| Task description |
Omit the pictures from the entries below and retype everything else exactly.

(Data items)
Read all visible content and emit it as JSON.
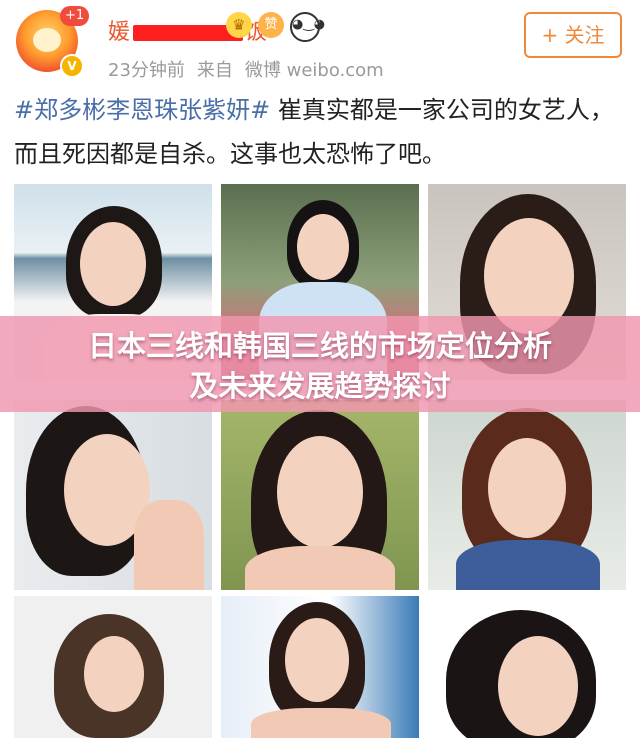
{
  "header": {
    "notification_count": "+1",
    "username_prefix": "媛",
    "username_suffix": "饭",
    "badges": [
      "crown-badge-icon",
      "zan-badge-icon",
      "panda-badge-icon"
    ],
    "zan_glyph": "赞",
    "time": "23分钟前",
    "source_prefix": "来自",
    "source": "微博 weibo.com",
    "follow_label": "+ 关注"
  },
  "post": {
    "hashtag": "#郑多彬李恩珠张紫妍#",
    "text": " 崔真实都是一家公司的女艺人，而且死因都是自杀。这事也太恐怖了吧。"
  },
  "photos": [
    {
      "name": "photo-1"
    },
    {
      "name": "photo-2"
    },
    {
      "name": "photo-3"
    },
    {
      "name": "photo-4"
    },
    {
      "name": "photo-5"
    },
    {
      "name": "photo-6"
    },
    {
      "name": "photo-7"
    },
    {
      "name": "photo-8"
    },
    {
      "name": "photo-9"
    }
  ],
  "overlay": {
    "title_line1": "日本三线和韩国三线的市场定位分析",
    "title_line2": "及未来发展趋势探讨"
  }
}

| Result of this task |
Read all visible content and emit it as JSON.
{
  "header": {
    "notification_count": "+1",
    "username_prefix": "媛",
    "username_suffix": "饭",
    "badges": [
      "crown-badge-icon",
      "zan-badge-icon",
      "panda-badge-icon"
    ],
    "zan_glyph": "赞",
    "time": "23分钟前",
    "source_prefix": "来自",
    "source": "微博 weibo.com",
    "follow_label": "+ 关注"
  },
  "post": {
    "hashtag": "#郑多彬李恩珠张紫妍#",
    "text": " 崔真实都是一家公司的女艺人，而且死因都是自杀。这事也太恐怖了吧。"
  },
  "photos": [
    {
      "name": "photo-1"
    },
    {
      "name": "photo-2"
    },
    {
      "name": "photo-3"
    },
    {
      "name": "photo-4"
    },
    {
      "name": "photo-5"
    },
    {
      "name": "photo-6"
    },
    {
      "name": "photo-7"
    },
    {
      "name": "photo-8"
    },
    {
      "name": "photo-9"
    }
  ],
  "overlay": {
    "title_line1": "日本三线和韩国三线的市场定位分析",
    "title_line2": "及未来发展趋势探讨"
  }
}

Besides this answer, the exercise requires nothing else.